— EXERCISE DETAILS —
Within the records that follow, find every line containing the string "semana". Copy those lines.

[Stored entries]
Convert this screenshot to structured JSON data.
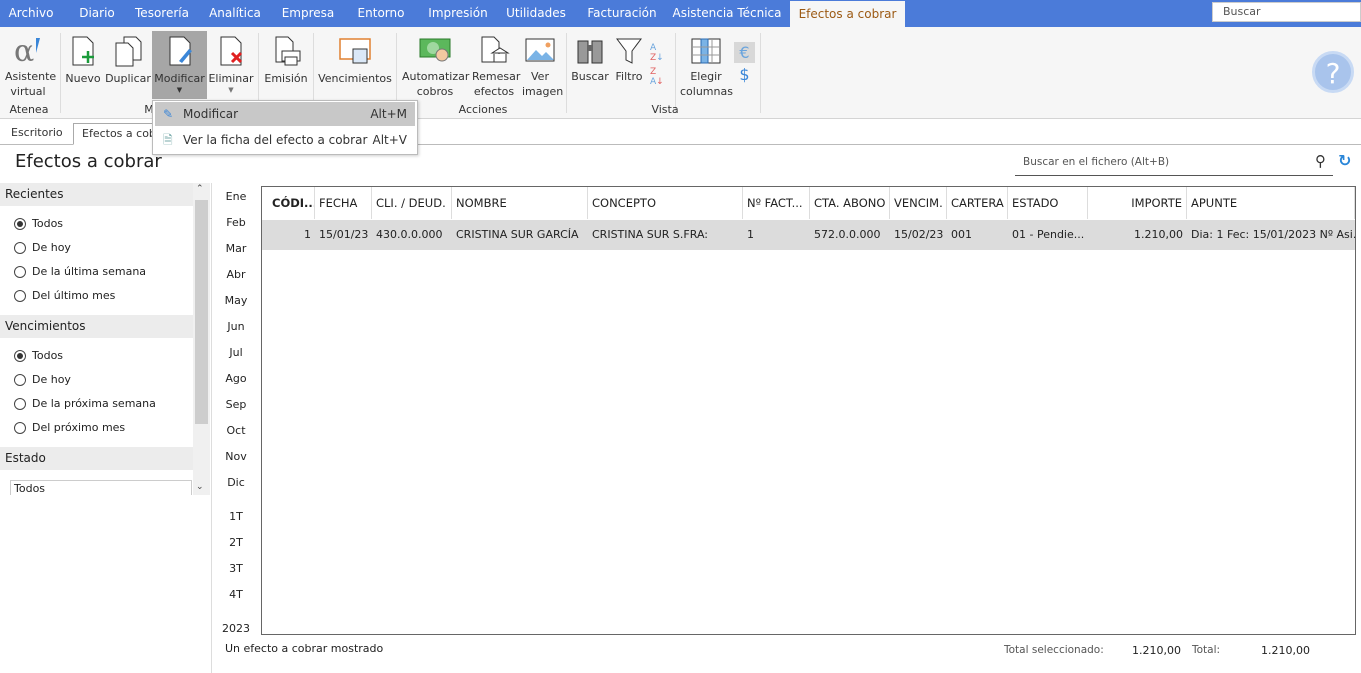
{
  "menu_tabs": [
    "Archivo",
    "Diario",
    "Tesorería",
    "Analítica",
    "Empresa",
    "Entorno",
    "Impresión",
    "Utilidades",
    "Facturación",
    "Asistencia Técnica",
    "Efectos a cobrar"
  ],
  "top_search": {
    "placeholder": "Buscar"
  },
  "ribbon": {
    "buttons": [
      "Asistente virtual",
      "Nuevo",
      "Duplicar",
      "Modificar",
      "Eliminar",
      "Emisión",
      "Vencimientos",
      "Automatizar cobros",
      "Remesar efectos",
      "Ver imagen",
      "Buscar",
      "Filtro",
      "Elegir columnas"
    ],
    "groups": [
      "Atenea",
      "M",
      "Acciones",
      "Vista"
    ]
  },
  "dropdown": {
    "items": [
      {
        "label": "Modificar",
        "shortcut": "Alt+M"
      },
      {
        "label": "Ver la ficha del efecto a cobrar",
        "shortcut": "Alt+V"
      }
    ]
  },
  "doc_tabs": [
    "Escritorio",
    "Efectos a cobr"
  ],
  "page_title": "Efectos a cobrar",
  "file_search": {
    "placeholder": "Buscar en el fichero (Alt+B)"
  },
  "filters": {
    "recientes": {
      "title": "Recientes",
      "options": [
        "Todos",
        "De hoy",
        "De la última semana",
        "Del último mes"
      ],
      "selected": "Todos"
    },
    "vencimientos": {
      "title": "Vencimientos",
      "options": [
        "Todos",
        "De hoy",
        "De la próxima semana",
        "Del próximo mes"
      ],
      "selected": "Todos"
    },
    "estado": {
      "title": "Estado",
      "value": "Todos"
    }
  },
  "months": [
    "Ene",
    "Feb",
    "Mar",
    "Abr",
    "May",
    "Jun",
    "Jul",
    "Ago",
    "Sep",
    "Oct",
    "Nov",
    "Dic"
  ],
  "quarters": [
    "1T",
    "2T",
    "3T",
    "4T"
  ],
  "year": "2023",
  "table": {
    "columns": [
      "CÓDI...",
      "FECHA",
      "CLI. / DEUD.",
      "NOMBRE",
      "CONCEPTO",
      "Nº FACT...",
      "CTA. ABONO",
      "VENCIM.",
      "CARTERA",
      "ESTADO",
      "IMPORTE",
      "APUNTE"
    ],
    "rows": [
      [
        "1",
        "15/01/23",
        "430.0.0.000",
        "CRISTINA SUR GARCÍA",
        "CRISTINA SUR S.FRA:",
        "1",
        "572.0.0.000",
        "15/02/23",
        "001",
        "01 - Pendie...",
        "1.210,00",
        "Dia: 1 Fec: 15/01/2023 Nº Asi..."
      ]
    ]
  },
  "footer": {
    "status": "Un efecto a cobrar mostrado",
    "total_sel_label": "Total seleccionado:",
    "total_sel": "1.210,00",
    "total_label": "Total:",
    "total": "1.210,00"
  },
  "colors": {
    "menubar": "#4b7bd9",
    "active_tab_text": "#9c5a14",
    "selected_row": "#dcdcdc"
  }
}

...

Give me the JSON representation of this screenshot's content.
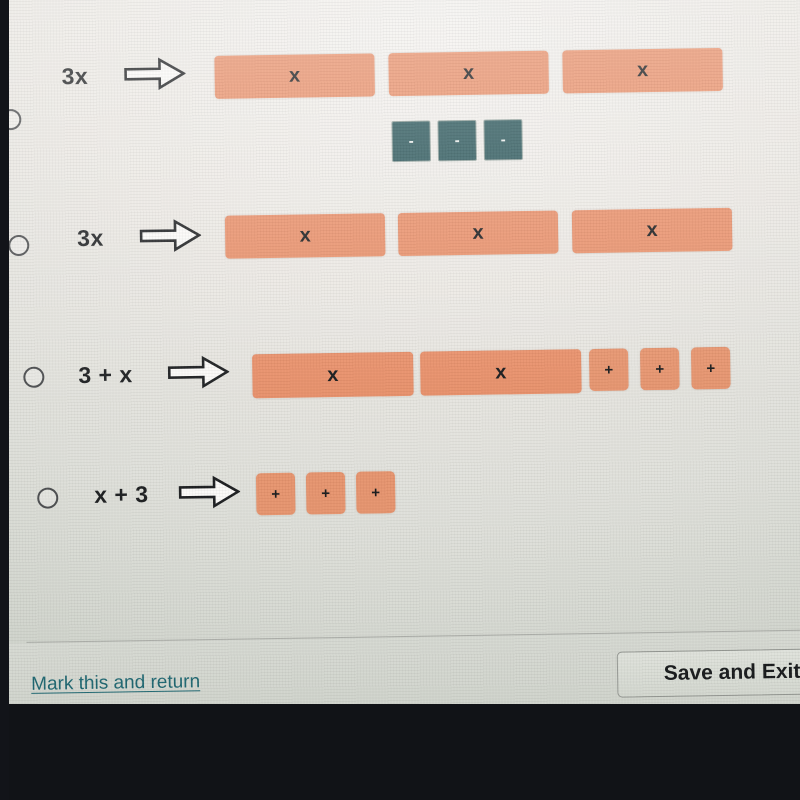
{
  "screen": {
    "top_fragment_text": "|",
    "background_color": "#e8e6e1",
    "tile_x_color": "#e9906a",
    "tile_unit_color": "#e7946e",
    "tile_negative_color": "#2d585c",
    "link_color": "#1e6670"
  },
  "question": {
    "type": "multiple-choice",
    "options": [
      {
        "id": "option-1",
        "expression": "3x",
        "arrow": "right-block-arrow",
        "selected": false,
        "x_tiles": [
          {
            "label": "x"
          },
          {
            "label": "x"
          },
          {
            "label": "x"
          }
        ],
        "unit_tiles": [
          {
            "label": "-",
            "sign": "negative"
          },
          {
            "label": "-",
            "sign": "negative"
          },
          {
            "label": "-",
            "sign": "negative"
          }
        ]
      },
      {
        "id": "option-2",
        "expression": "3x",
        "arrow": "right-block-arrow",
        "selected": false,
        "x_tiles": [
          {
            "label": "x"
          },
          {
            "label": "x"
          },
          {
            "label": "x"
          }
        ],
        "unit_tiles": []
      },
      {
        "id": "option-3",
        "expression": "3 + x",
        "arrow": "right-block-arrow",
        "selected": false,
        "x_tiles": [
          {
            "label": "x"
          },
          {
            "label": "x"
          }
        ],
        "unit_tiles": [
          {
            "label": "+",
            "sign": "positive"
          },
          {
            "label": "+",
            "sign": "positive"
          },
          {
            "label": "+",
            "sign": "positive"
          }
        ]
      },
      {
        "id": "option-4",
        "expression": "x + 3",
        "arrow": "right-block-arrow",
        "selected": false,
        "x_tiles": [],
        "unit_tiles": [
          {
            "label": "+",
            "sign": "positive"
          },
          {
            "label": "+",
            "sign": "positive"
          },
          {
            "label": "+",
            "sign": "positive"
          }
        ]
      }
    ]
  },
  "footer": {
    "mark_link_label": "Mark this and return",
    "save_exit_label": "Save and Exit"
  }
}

— TASK RESPONSE —
        "De la última semana",
        "De la próxima semana",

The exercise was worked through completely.